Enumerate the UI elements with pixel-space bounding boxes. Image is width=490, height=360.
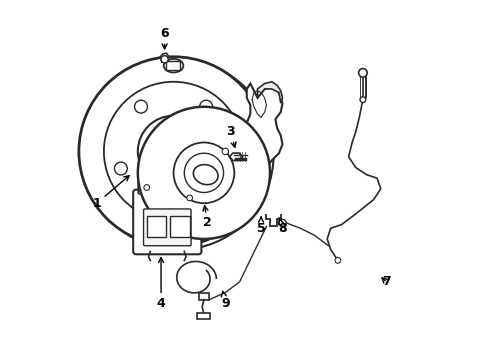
- Ellipse shape: [194, 165, 218, 185]
- Circle shape: [359, 68, 367, 77]
- Text: 2: 2: [203, 206, 212, 229]
- Circle shape: [167, 201, 180, 213]
- Circle shape: [360, 97, 366, 103]
- FancyBboxPatch shape: [144, 209, 191, 246]
- Circle shape: [220, 162, 233, 175]
- Text: 8: 8: [278, 218, 287, 235]
- Circle shape: [187, 195, 193, 201]
- Polygon shape: [258, 82, 283, 103]
- Circle shape: [161, 56, 168, 63]
- Circle shape: [185, 185, 191, 190]
- Bar: [147, 216, 167, 237]
- Ellipse shape: [164, 59, 183, 72]
- Circle shape: [135, 100, 147, 113]
- Text: 4: 4: [157, 257, 166, 310]
- Circle shape: [222, 148, 228, 155]
- Circle shape: [138, 107, 270, 239]
- Text: 7: 7: [382, 275, 391, 288]
- Text: 3: 3: [226, 125, 236, 147]
- Polygon shape: [160, 53, 168, 62]
- Bar: [170, 216, 190, 237]
- Text: 6: 6: [160, 27, 169, 49]
- Polygon shape: [243, 84, 283, 196]
- Circle shape: [335, 257, 341, 263]
- Circle shape: [79, 57, 268, 246]
- Bar: [197, 313, 210, 319]
- Circle shape: [144, 185, 149, 190]
- Circle shape: [150, 128, 197, 175]
- Circle shape: [84, 60, 273, 249]
- FancyBboxPatch shape: [133, 190, 201, 254]
- Text: 5: 5: [257, 217, 266, 235]
- Circle shape: [199, 100, 213, 113]
- Text: 1: 1: [93, 176, 129, 210]
- Bar: [167, 62, 180, 70]
- Circle shape: [115, 162, 127, 175]
- Circle shape: [104, 82, 243, 221]
- Text: 9: 9: [221, 291, 230, 310]
- Circle shape: [279, 219, 286, 226]
- Bar: [198, 293, 209, 300]
- Circle shape: [184, 153, 223, 193]
- FancyBboxPatch shape: [138, 181, 196, 194]
- Circle shape: [138, 116, 209, 187]
- Circle shape: [173, 143, 234, 203]
- Polygon shape: [230, 153, 243, 161]
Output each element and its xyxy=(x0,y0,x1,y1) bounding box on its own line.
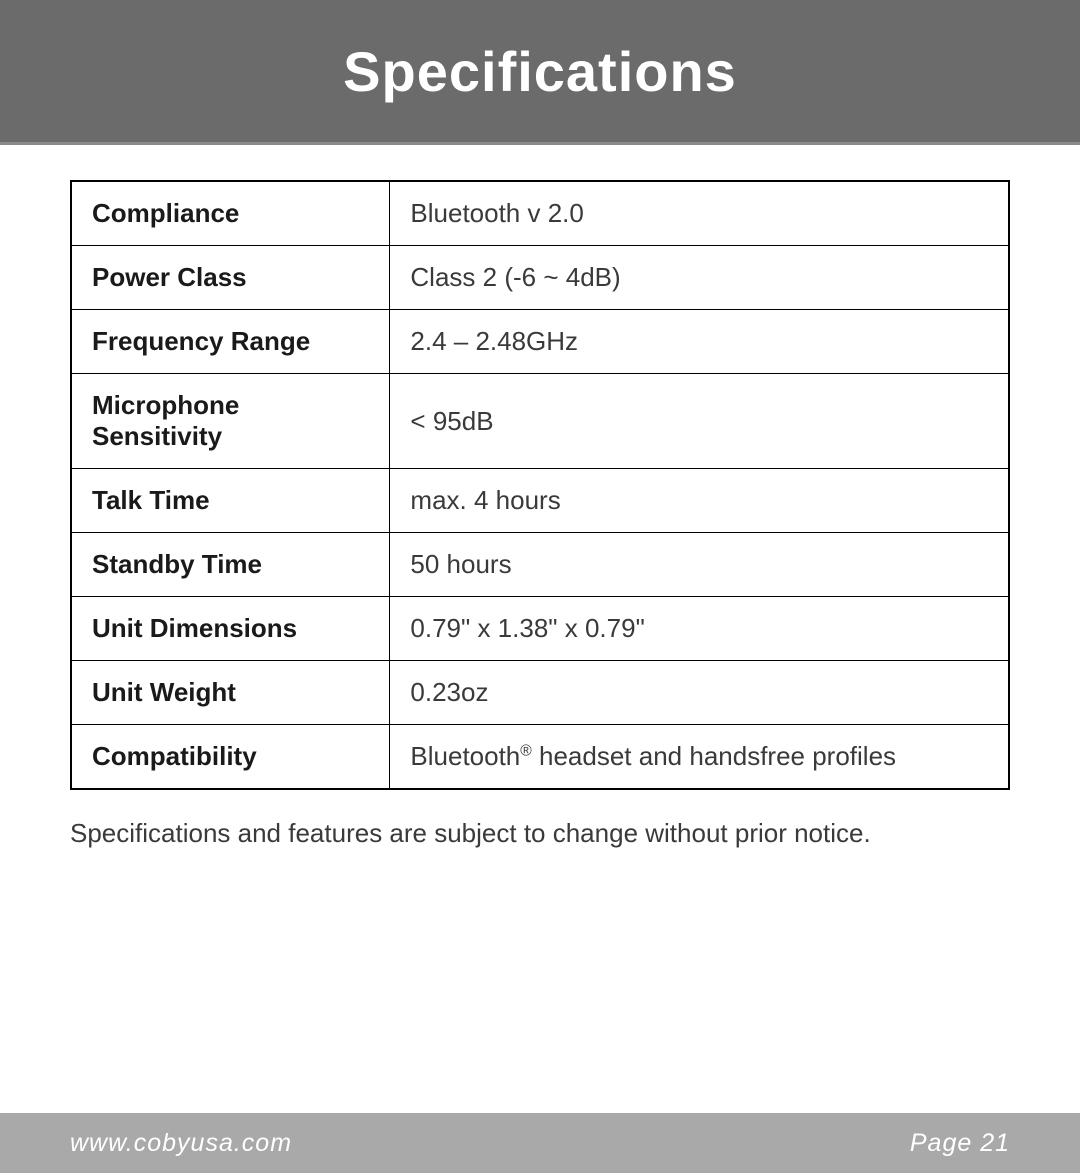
spec-value: 2.4 – 2.48GHz xyxy=(390,310,1009,374)
spec-label: Unit Weight xyxy=(71,661,390,725)
spec-label: Compatibility xyxy=(71,725,390,790)
table-row: Unit Dimensions0.79" x 1.38" x 0.79" xyxy=(71,597,1009,661)
spec-value: Bluetooth v 2.0 xyxy=(390,181,1009,246)
table-row: Standby Time50 hours xyxy=(71,533,1009,597)
spec-value: Bluetooth® headset and handsfree profile… xyxy=(390,725,1009,790)
spec-label: Standby Time xyxy=(71,533,390,597)
spec-value: < 95dB xyxy=(390,374,1009,469)
table-row: Talk Timemax. 4 hours xyxy=(71,469,1009,533)
table-row: Microphone Sensitivity< 95dB xyxy=(71,374,1009,469)
specifications-table: ComplianceBluetooth v 2.0Power ClassClas… xyxy=(70,180,1010,790)
content-area: ComplianceBluetooth v 2.0Power ClassClas… xyxy=(0,145,1080,849)
spec-value: max. 4 hours xyxy=(390,469,1009,533)
spec-value: 0.79" x 1.38" x 0.79" xyxy=(390,597,1009,661)
spec-label: Frequency Range xyxy=(71,310,390,374)
table-row: Power ClassClass 2 (-6 ~ 4dB) xyxy=(71,246,1009,310)
page-title: Specifications xyxy=(343,39,737,104)
footer-url: www.cobyusa.com xyxy=(70,1129,292,1158)
spec-value: 0.23oz xyxy=(390,661,1009,725)
header-band: Specifications xyxy=(0,0,1080,145)
table-row: Frequency Range2.4 – 2.48GHz xyxy=(71,310,1009,374)
spec-value: 50 hours xyxy=(390,533,1009,597)
spec-label: Unit Dimensions xyxy=(71,597,390,661)
spec-label: Power Class xyxy=(71,246,390,310)
table-row: CompatibilityBluetooth® headset and hand… xyxy=(71,725,1009,790)
spec-value: Class 2 (-6 ~ 4dB) xyxy=(390,246,1009,310)
specifications-table-body: ComplianceBluetooth v 2.0Power ClassClas… xyxy=(71,181,1009,789)
footer-band: www.cobyusa.com Page 21 xyxy=(0,1113,1080,1173)
spec-label: Compliance xyxy=(71,181,390,246)
footer-page-number: Page 21 xyxy=(910,1129,1010,1158)
spec-label: Talk Time xyxy=(71,469,390,533)
table-row: Unit Weight0.23oz xyxy=(71,661,1009,725)
table-row: ComplianceBluetooth v 2.0 xyxy=(71,181,1009,246)
disclaimer-note: Specifications and features are subject … xyxy=(70,818,1010,849)
spec-label: Microphone Sensitivity xyxy=(71,374,390,469)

━━━━━━━━━━━━━━━━

WHAT IS EXPECTED »
Extract every one of the lines above word for word, leaving the pictures out.

EXERCISE OUTPUT »
Enumerate the UI elements with pixel-space bounding boxes. Image is width=490, height=360.
- Ellipse shape: [194, 165, 218, 185]
- Circle shape: [359, 68, 367, 77]
- Text: 2: 2: [203, 206, 212, 229]
- Circle shape: [167, 201, 180, 213]
- Circle shape: [360, 97, 366, 103]
- FancyBboxPatch shape: [144, 209, 191, 246]
- Circle shape: [220, 162, 233, 175]
- Text: 8: 8: [278, 218, 287, 235]
- Circle shape: [187, 195, 193, 201]
- Polygon shape: [258, 82, 283, 103]
- Circle shape: [161, 56, 168, 63]
- Circle shape: [185, 185, 191, 190]
- Bar: [147, 216, 167, 237]
- Ellipse shape: [164, 59, 183, 72]
- Circle shape: [135, 100, 147, 113]
- Text: 4: 4: [157, 257, 166, 310]
- Circle shape: [222, 148, 228, 155]
- Circle shape: [138, 107, 270, 239]
- Text: 7: 7: [382, 275, 391, 288]
- Text: 3: 3: [226, 125, 236, 147]
- Polygon shape: [160, 53, 168, 62]
- Bar: [170, 216, 190, 237]
- Text: 6: 6: [160, 27, 169, 49]
- Polygon shape: [243, 84, 283, 196]
- Circle shape: [335, 257, 341, 263]
- Circle shape: [79, 57, 268, 246]
- Bar: [197, 313, 210, 319]
- Circle shape: [144, 185, 149, 190]
- Circle shape: [150, 128, 197, 175]
- Circle shape: [84, 60, 273, 249]
- FancyBboxPatch shape: [133, 190, 201, 254]
- Text: 5: 5: [257, 217, 266, 235]
- Circle shape: [199, 100, 213, 113]
- Text: 1: 1: [93, 176, 129, 210]
- Bar: [167, 62, 180, 70]
- Circle shape: [115, 162, 127, 175]
- Circle shape: [104, 82, 243, 221]
- Text: 9: 9: [221, 291, 230, 310]
- Circle shape: [279, 219, 286, 226]
- Bar: [198, 293, 209, 300]
- Circle shape: [184, 153, 223, 193]
- FancyBboxPatch shape: [138, 181, 196, 194]
- Circle shape: [138, 116, 209, 187]
- Circle shape: [173, 143, 234, 203]
- Polygon shape: [230, 153, 243, 161]
Output each element and its xyxy=(x0,y0,x1,y1) bounding box on its own line.
spec-value: 2.4 – 2.48GHz xyxy=(390,310,1009,374)
spec-label: Unit Weight xyxy=(71,661,390,725)
spec-label: Compatibility xyxy=(71,725,390,790)
table-row: Unit Dimensions0.79" x 1.38" x 0.79" xyxy=(71,597,1009,661)
spec-value: Bluetooth v 2.0 xyxy=(390,181,1009,246)
table-row: Standby Time50 hours xyxy=(71,533,1009,597)
spec-value: Bluetooth® headset and handsfree profile… xyxy=(390,725,1009,790)
spec-label: Standby Time xyxy=(71,533,390,597)
spec-value: < 95dB xyxy=(390,374,1009,469)
table-row: Talk Timemax. 4 hours xyxy=(71,469,1009,533)
table-row: Microphone Sensitivity< 95dB xyxy=(71,374,1009,469)
specifications-table: ComplianceBluetooth v 2.0Power ClassClas… xyxy=(70,180,1010,790)
content-area: ComplianceBluetooth v 2.0Power ClassClas… xyxy=(0,145,1080,849)
spec-value: max. 4 hours xyxy=(390,469,1009,533)
spec-value: 0.79" x 1.38" x 0.79" xyxy=(390,597,1009,661)
spec-label: Frequency Range xyxy=(71,310,390,374)
table-row: Power ClassClass 2 (-6 ~ 4dB) xyxy=(71,246,1009,310)
page-title: Specifications xyxy=(343,39,737,104)
footer-url: www.cobyusa.com xyxy=(70,1129,292,1158)
spec-value: 0.23oz xyxy=(390,661,1009,725)
header-band: Specifications xyxy=(0,0,1080,145)
table-row: Frequency Range2.4 – 2.48GHz xyxy=(71,310,1009,374)
spec-value: 50 hours xyxy=(390,533,1009,597)
spec-label: Unit Dimensions xyxy=(71,597,390,661)
spec-label: Power Class xyxy=(71,246,390,310)
table-row: CompatibilityBluetooth® headset and hand… xyxy=(71,725,1009,790)
spec-value: Class 2 (-6 ~ 4dB) xyxy=(390,246,1009,310)
specifications-table-body: ComplianceBluetooth v 2.0Power ClassClas… xyxy=(71,181,1009,789)
footer-band: www.cobyusa.com Page 21 xyxy=(0,1113,1080,1173)
spec-label: Compliance xyxy=(71,181,390,246)
footer-page-number: Page 21 xyxy=(910,1129,1010,1158)
spec-label: Talk Time xyxy=(71,469,390,533)
table-row: Unit Weight0.23oz xyxy=(71,661,1009,725)
table-row: ComplianceBluetooth v 2.0 xyxy=(71,181,1009,246)
disclaimer-note: Specifications and features are subject … xyxy=(70,818,1010,849)
spec-label: Microphone Sensitivity xyxy=(71,374,390,469)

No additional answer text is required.